>> BEGIN Record set

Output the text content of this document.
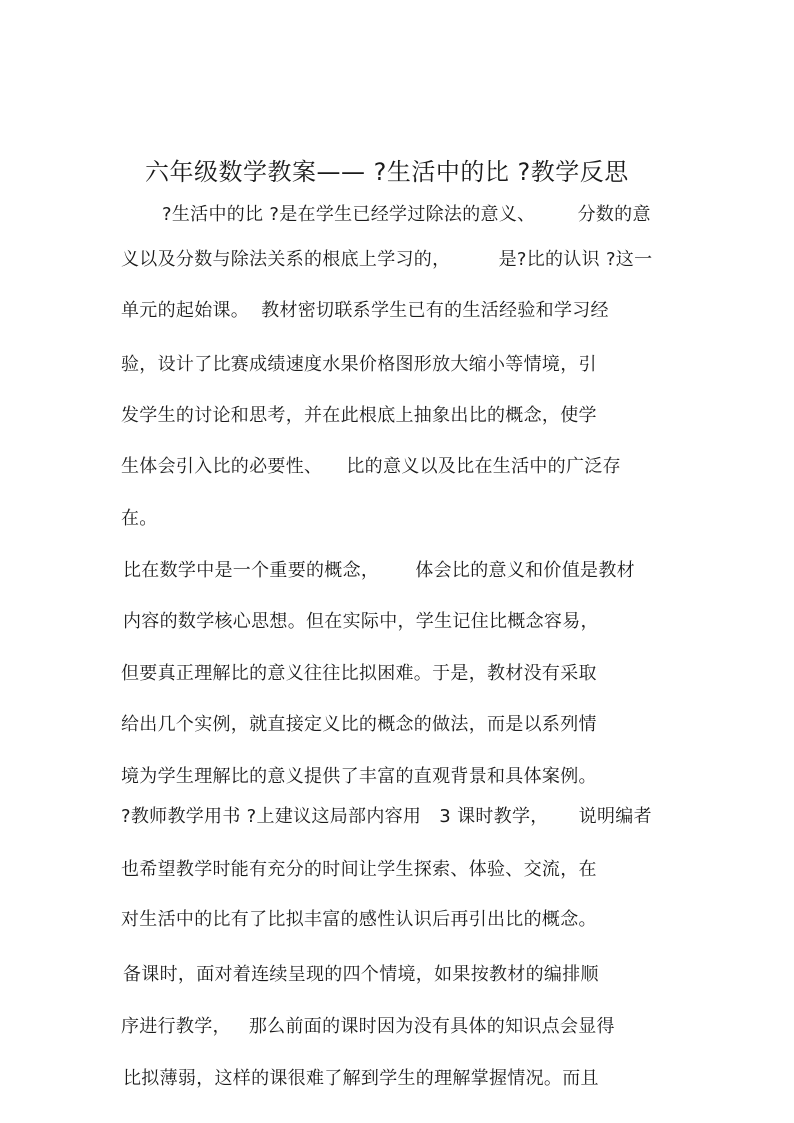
六年级数学教案—— ?生活中的比 ?教学反思
?生活中的比 ?是在学生已经学过除法的意义、       分数的意
义以及分数与除法关系的根底上学习的，        是?比的认识 ?这一
单元的起始课。  教材密切联系学生已有的生活经验和学习经
验，设计了比赛成绩速度水果价格图形放大缩小等情境，引
发学生的讨论和思考，并在此根底上抽象出比的概念，使学
生体会引入比的必要性、    比的意义以及比在生活中的广泛存
在。
比在数学中是一个重要的概念，      体会比的意义和价值是教材
内容的数学核心思想。但在实际中，学生记住比概念容易，
但要真正理解比的意义往往比拟困难。于是，教材没有采取
给出几个实例，就直接定义比的概念的做法，而是以系列情
境为学生理解比的意义提供了丰富的直观背景和具体案例。
?教师教学用书 ?上建议这局部内容用   3 课时教学，     说明编者
也希望教学时能有充分的时间让学生探索、体验、交流，在
对生活中的比有了比拟丰富的感性认识后再引出比的概念。
备课时，面对着连续呈现的四个情境，如果按教材的编排顺
序进行教学，   那么前面的课时因为没有具体的知识点会显得
比拟薄弱，这样的课很难了解到学生的理解掌握情况。而且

>> END Record set

● **Directions**
Ignore the images and quote every line of the listing exactly.

● **Complete response**
Output the text content of this document.
六年级数学教案—— ?生活中的比 ?教学反思
?生活中的比 ?是在学生已经学过除法的意义、       分数的意
义以及分数与除法关系的根底上学习的，        是?比的认识 ?这一
单元的起始课。  教材密切联系学生已有的生活经验和学习经
验，设计了比赛成绩速度水果价格图形放大缩小等情境，引
发学生的讨论和思考，并在此根底上抽象出比的概念，使学
生体会引入比的必要性、    比的意义以及比在生活中的广泛存
在。
比在数学中是一个重要的概念，      体会比的意义和价值是教材
内容的数学核心思想。但在实际中，学生记住比概念容易，
但要真正理解比的意义往往比拟困难。于是，教材没有采取
给出几个实例，就直接定义比的概念的做法，而是以系列情
境为学生理解比的意义提供了丰富的直观背景和具体案例。
?教师教学用书 ?上建议这局部内容用   3 课时教学，     说明编者
也希望教学时能有充分的时间让学生探索、体验、交流，在
对生活中的比有了比拟丰富的感性认识后再引出比的概念。
备课时，面对着连续呈现的四个情境，如果按教材的编排顺
序进行教学，   那么前面的课时因为没有具体的知识点会显得
比拟薄弱，这样的课很难了解到学生的理解掌握情况。而且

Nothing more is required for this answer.